| STATED EXERCISE |
Quote the entries word for word. Omit the pictures.

| RECORDS FOR THIS EXERCISE |
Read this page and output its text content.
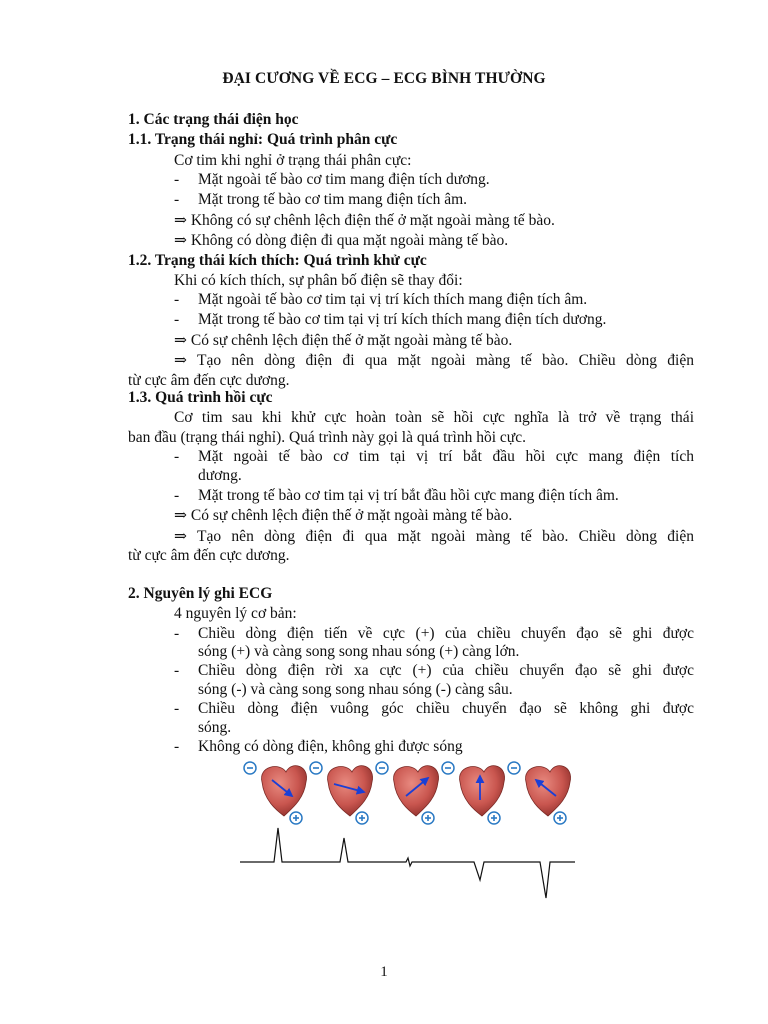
ĐẠI CƯƠNG VỀ ECG – ECG BÌNH THƯỜNG
1. Các trạng thái điện học
1.1. Trạng thái nghỉ: Quá trình phân cực
Cơ tim khi nghỉ ở trạng thái phân cực:
- Mặt ngoài tế bào cơ tim mang điện tích dương.
- Mặt trong tế bào cơ tim mang điện tích âm.
⇒ Không có sự chênh lệch điện thế ở mặt ngoài màng tế bào.
⇒ Không có dòng điện đi qua mặt ngoài màng tế bào.
1.2. Trạng thái kích thích: Quá trình khử cực
Khi có kích thích, sự phân bố điện sẽ thay đổi:
- Mặt ngoài tế bào cơ tim tại vị trí kích thích mang điện tích âm.
- Mặt trong tế bào cơ tim tại vị trí kích thích mang điện tích dương.
⇒ Có sự chênh lệch điện thế ở mặt ngoài màng tế bào.
⇒ Tạo nên dòng điện đi qua mặt ngoài màng tế bào. Chiều dòng điện
từ cực âm đến cực dương.
1.3. Quá trình hồi cực
Cơ tim sau khi khử cực hoàn toàn sẽ hồi cực nghĩa là trở về trạng thái
ban đầu (trạng thái nghỉ). Quá trình này gọi là quá trình hồi cực.
- Mặt ngoài tế bào cơ tim tại vị trí bắt đầu hồi cực mang điện tích
dương.
- Mặt trong tế bào cơ tim tại vị trí bắt đầu hồi cực mang điện tích âm.
⇒ Có sự chênh lệch điện thế ở mặt ngoài màng tế bào.
⇒ Tạo nên dòng điện đi qua mặt ngoài màng tế bào. Chiều dòng điện
từ cực âm đến cực dương.
2. Nguyên lý ghi ECG
4 nguyên lý cơ bản:
- Chiều dòng điện tiến về cực (+) của chiều chuyển đạo sẽ ghi được
sóng (+) và càng song song nhau sóng (+) càng lớn.
- Chiều dòng điện rời xa cực (+) của chiều chuyển đạo sẽ ghi được
sóng (-) và càng song song nhau sóng (-) càng sâu.
- Chiều dòng điện vuông góc chiều chuyển đạo sẽ không ghi được
sóng.
- Không có dòng điện, không ghi được sóng
1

| ANSWER TO THIS EXERCISE |
Read this page and output its text content.
ĐẠI CƯƠNG VỀ ECG – ECG BÌNH THƯỜNG
1. Các trạng thái điện học
1.1. Trạng thái nghỉ: Quá trình phân cực
Cơ tim khi nghỉ ở trạng thái phân cực:
- Mặt ngoài tế bào cơ tim mang điện tích dương.
- Mặt trong tế bào cơ tim mang điện tích âm.
⇒ Không có sự chênh lệch điện thế ở mặt ngoài màng tế bào.
⇒ Không có dòng điện đi qua mặt ngoài màng tế bào.
1.2. Trạng thái kích thích: Quá trình khử cực
Khi có kích thích, sự phân bố điện sẽ thay đổi:
- Mặt ngoài tế bào cơ tim tại vị trí kích thích mang điện tích âm.
- Mặt trong tế bào cơ tim tại vị trí kích thích mang điện tích dương.
⇒ Có sự chênh lệch điện thế ở mặt ngoài màng tế bào.
⇒ Tạo nên dòng điện đi qua mặt ngoài màng tế bào. Chiều dòng điện
từ cực âm đến cực dương.
1.3. Quá trình hồi cực
Cơ tim sau khi khử cực hoàn toàn sẽ hồi cực nghĩa là trở về trạng thái
ban đầu (trạng thái nghỉ). Quá trình này gọi là quá trình hồi cực.
- Mặt ngoài tế bào cơ tim tại vị trí bắt đầu hồi cực mang điện tích
dương.
- Mặt trong tế bào cơ tim tại vị trí bắt đầu hồi cực mang điện tích âm.
⇒ Có sự chênh lệch điện thế ở mặt ngoài màng tế bào.
⇒ Tạo nên dòng điện đi qua mặt ngoài màng tế bào. Chiều dòng điện
từ cực âm đến cực dương.
2. Nguyên lý ghi ECG
4 nguyên lý cơ bản:
- Chiều dòng điện tiến về cực (+) của chiều chuyển đạo sẽ ghi được
sóng (+) và càng song song nhau sóng (+) càng lớn.
- Chiều dòng điện rời xa cực (+) của chiều chuyển đạo sẽ ghi được
sóng (-) và càng song song nhau sóng (-) càng sâu.
- Chiều dòng điện vuông góc chiều chuyển đạo sẽ không ghi được
sóng.
- Không có dòng điện, không ghi được sóng
1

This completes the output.